▶ **PROVIDED DATA**

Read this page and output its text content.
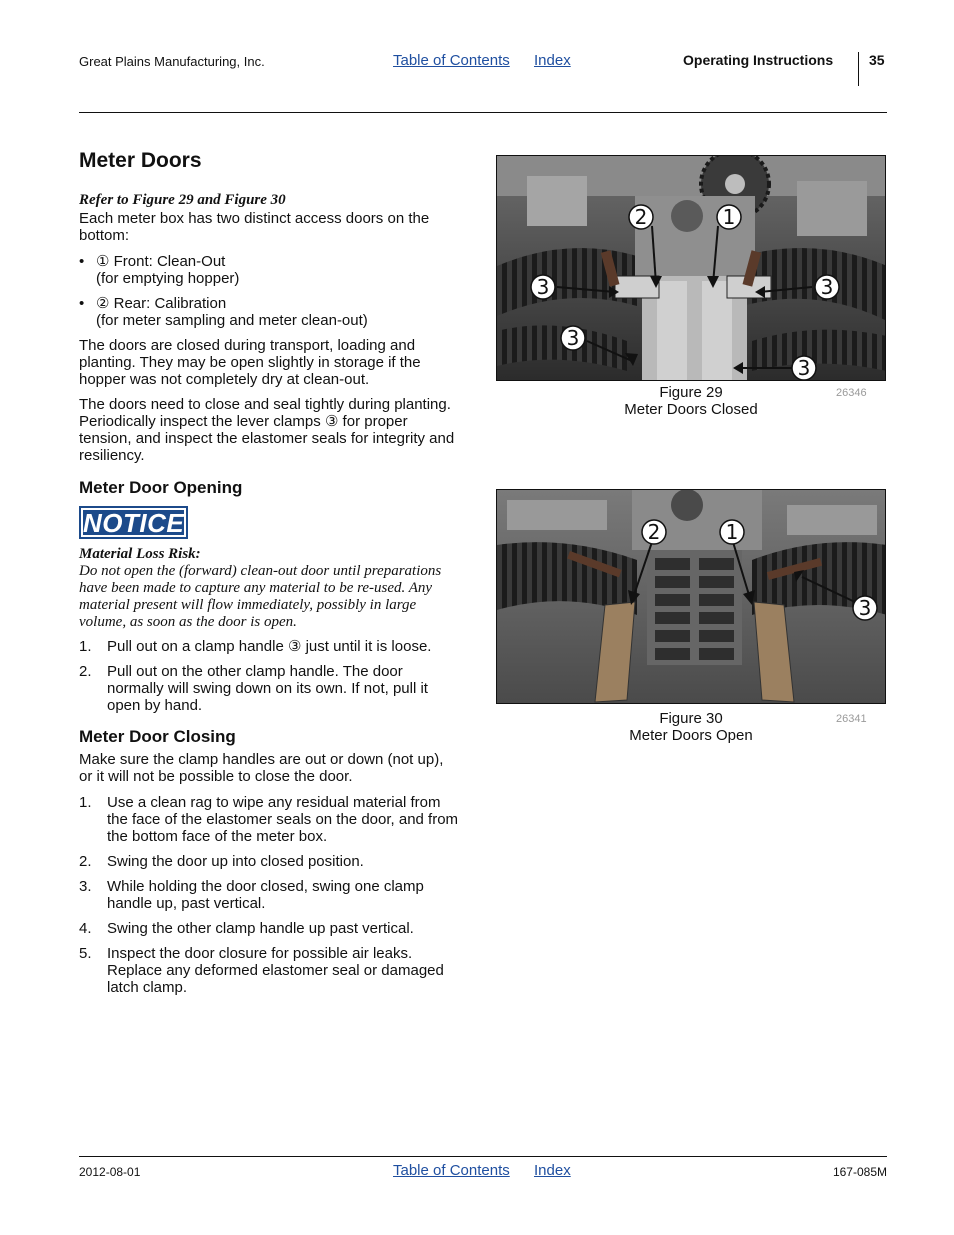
Great Plains Manufacturing, Inc.	Table of Contents Index	Operating Instructions	35
Meter Doors
Refer to Figure 29 and Figure 30
Each meter box has two distinct access doors on the
bottom:
• ① Front: Clean-Out
(for emptying hopper)
• ② Rear: Calibration
(for meter sampling and meter clean-out)
The doors are closed during transport, loading and
planting. They may be open slightly in storage if the
hopper was not completely dry at clean-out.
The doors need to close and seal tightly during planting.
Periodically inspect the lever clamps ③ for proper
tension, and inspect the elastomer seals for integrity and
resiliency.
Meter Door Opening
NOTICE
Material Loss Risk:
Do not open the (forward) clean-out door until preparations
have been made to capture any material to be re-used. Any
material present will flow immediately, possibly in large
volume, as soon as the door is open.
1. Pull out on a clamp handle ③ just until it is loose.
2. Pull out on the other clamp handle. The door
normally will swing down on its own. If not, pull it
open by hand.
Meter Door Closing
Make sure the clamp handles are out or down (not up),
or it will not be possible to close the door.
1. Use a clean rag to wipe any residual material from
the face of the elastomer seals on the door, and from
the bottom face of the meter box.
2. Swing the door up into closed position.
3. While holding the door closed, swing one clamp
handle up, past vertical.
4. Swing the other clamp handle up past vertical.
5. Inspect the door closure for possible air leaks.
Replace any deformed elastomer seal or damaged
latch clamp.
2	1
3	3
3
3
Figure 29
Meter Doors Closed
26346
2	1
3
Figure 30
Meter Doors Open
26341
2012-08-01	Table of Contents Index	167-085M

▶ **YOUR GOAL**
Copy the listing in full and without alteration, omitting every picture.

▶ **SOLUTION FOR THIS EXERCISE**
Read this page and output its text content.
Great Plains Manufacturing, Inc.	Table of Contents Index	Operating Instructions	35
Meter Doors
Refer to Figure 29 and Figure 30
Each meter box has two distinct access doors on the
bottom:
• ① Front: Clean-Out
(for emptying hopper)
• ② Rear: Calibration
(for meter sampling and meter clean-out)
The doors are closed during transport, loading and
planting. They may be open slightly in storage if the
hopper was not completely dry at clean-out.
The doors need to close and seal tightly during planting.
Periodically inspect the lever clamps ③ for proper
tension, and inspect the elastomer seals for integrity and
resiliency.
Meter Door Opening
NOTICE
Material Loss Risk:
Do not open the (forward) clean-out door until preparations
have been made to capture any material to be re-used. Any
material present will flow immediately, possibly in large
volume, as soon as the door is open.
1. Pull out on a clamp handle ③ just until it is loose.
2. Pull out on the other clamp handle. The door
normally will swing down on its own. If not, pull it
open by hand.
Meter Door Closing
Make sure the clamp handles are out or down (not up),
or it will not be possible to close the door.
1. Use a clean rag to wipe any residual material from
the face of the elastomer seals on the door, and from
the bottom face of the meter box.
2. Swing the door up into closed position.
3. While holding the door closed, swing one clamp
handle up, past vertical.
4. Swing the other clamp handle up past vertical.
5. Inspect the door closure for possible air leaks.
Replace any deformed elastomer seal or damaged
latch clamp.
2	1
3	3
3
3
Figure 29
Meter Doors Closed
26346
2	1
3
Figure 30
Meter Doors Open
26341
2012-08-01	Table of Contents Index	167-085M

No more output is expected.